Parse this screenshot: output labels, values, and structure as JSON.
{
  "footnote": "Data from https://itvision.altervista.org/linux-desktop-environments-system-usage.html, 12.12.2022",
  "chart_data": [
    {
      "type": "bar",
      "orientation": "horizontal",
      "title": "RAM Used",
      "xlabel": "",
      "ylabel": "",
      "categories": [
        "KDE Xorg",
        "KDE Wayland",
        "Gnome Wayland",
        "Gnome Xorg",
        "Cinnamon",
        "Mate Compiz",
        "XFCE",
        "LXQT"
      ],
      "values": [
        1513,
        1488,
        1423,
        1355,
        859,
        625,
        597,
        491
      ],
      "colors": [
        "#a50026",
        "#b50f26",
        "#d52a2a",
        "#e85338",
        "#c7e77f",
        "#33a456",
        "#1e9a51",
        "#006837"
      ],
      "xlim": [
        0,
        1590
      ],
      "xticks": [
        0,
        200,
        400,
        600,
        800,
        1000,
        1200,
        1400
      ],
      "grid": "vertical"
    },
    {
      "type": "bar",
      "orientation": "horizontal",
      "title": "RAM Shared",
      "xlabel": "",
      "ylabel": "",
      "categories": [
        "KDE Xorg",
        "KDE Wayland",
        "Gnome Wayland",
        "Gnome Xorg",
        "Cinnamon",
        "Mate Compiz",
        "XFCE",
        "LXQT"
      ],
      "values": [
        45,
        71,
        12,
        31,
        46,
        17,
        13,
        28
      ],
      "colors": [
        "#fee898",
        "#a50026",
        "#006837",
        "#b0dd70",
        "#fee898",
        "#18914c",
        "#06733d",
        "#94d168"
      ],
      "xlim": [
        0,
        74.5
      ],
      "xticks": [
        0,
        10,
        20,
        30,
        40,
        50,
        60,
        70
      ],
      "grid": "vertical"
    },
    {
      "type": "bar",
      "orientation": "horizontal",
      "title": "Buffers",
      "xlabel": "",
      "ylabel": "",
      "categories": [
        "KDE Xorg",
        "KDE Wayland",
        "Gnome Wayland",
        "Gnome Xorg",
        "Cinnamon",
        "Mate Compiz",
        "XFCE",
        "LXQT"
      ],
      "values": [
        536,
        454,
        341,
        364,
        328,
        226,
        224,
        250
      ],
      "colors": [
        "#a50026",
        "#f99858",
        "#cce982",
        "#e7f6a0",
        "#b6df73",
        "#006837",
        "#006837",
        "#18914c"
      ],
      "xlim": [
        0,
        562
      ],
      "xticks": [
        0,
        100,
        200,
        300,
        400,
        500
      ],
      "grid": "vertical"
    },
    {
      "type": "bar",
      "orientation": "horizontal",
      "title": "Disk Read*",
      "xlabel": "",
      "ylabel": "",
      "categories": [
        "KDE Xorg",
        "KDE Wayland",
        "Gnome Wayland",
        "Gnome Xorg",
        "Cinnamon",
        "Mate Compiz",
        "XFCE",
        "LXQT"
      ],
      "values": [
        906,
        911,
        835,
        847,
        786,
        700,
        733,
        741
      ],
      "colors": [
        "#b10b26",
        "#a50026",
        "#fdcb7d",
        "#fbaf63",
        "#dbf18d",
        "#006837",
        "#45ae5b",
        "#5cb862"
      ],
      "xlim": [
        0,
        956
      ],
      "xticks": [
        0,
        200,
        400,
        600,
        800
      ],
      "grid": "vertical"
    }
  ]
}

|---|

- **WHAT IS EXPECTED**
Return each line of the records above exactly as it reads.

- **FINAL ANSWER**
Parse this screenshot: output labels, values, and structure as JSON.
{
  "footnote": "Data from https://itvision.altervista.org/linux-desktop-environments-system-usage.html, 12.12.2022",
  "chart_data": [
    {
      "type": "bar",
      "orientation": "horizontal",
      "title": "RAM Used",
      "xlabel": "",
      "ylabel": "",
      "categories": [
        "KDE Xorg",
        "KDE Wayland",
        "Gnome Wayland",
        "Gnome Xorg",
        "Cinnamon",
        "Mate Compiz",
        "XFCE",
        "LXQT"
      ],
      "values": [
        1513,
        1488,
        1423,
        1355,
        859,
        625,
        597,
        491
      ],
      "colors": [
        "#a50026",
        "#b50f26",
        "#d52a2a",
        "#e85338",
        "#c7e77f",
        "#33a456",
        "#1e9a51",
        "#006837"
      ],
      "xlim": [
        0,
        1590
      ],
      "xticks": [
        0,
        200,
        400,
        600,
        800,
        1000,
        1200,
        1400
      ],
      "grid": "vertical"
    },
    {
      "type": "bar",
      "orientation": "horizontal",
      "title": "RAM Shared",
      "xlabel": "",
      "ylabel": "",
      "categories": [
        "KDE Xorg",
        "KDE Wayland",
        "Gnome Wayland",
        "Gnome Xorg",
        "Cinnamon",
        "Mate Compiz",
        "XFCE",
        "LXQT"
      ],
      "values": [
        45,
        71,
        12,
        31,
        46,
        17,
        13,
        28
      ],
      "colors": [
        "#fee898",
        "#a50026",
        "#006837",
        "#b0dd70",
        "#fee898",
        "#18914c",
        "#06733d",
        "#94d168"
      ],
      "xlim": [
        0,
        74.5
      ],
      "xticks": [
        0,
        10,
        20,
        30,
        40,
        50,
        60,
        70
      ],
      "grid": "vertical"
    },
    {
      "type": "bar",
      "orientation": "horizontal",
      "title": "Buffers",
      "xlabel": "",
      "ylabel": "",
      "categories": [
        "KDE Xorg",
        "KDE Wayland",
        "Gnome Wayland",
        "Gnome Xorg",
        "Cinnamon",
        "Mate Compiz",
        "XFCE",
        "LXQT"
      ],
      "values": [
        536,
        454,
        341,
        364,
        328,
        226,
        224,
        250
      ],
      "colors": [
        "#a50026",
        "#f99858",
        "#cce982",
        "#e7f6a0",
        "#b6df73",
        "#006837",
        "#006837",
        "#18914c"
      ],
      "xlim": [
        0,
        562
      ],
      "xticks": [
        0,
        100,
        200,
        300,
        400,
        500
      ],
      "grid": "vertical"
    },
    {
      "type": "bar",
      "orientation": "horizontal",
      "title": "Disk Read*",
      "xlabel": "",
      "ylabel": "",
      "categories": [
        "KDE Xorg",
        "KDE Wayland",
        "Gnome Wayland",
        "Gnome Xorg",
        "Cinnamon",
        "Mate Compiz",
        "XFCE",
        "LXQT"
      ],
      "values": [
        906,
        911,
        835,
        847,
        786,
        700,
        733,
        741
      ],
      "colors": [
        "#b10b26",
        "#a50026",
        "#fdcb7d",
        "#fbaf63",
        "#dbf18d",
        "#006837",
        "#45ae5b",
        "#5cb862"
      ],
      "xlim": [
        0,
        956
      ],
      "xticks": [
        0,
        200,
        400,
        600,
        800
      ],
      "grid": "vertical"
    }
  ]
}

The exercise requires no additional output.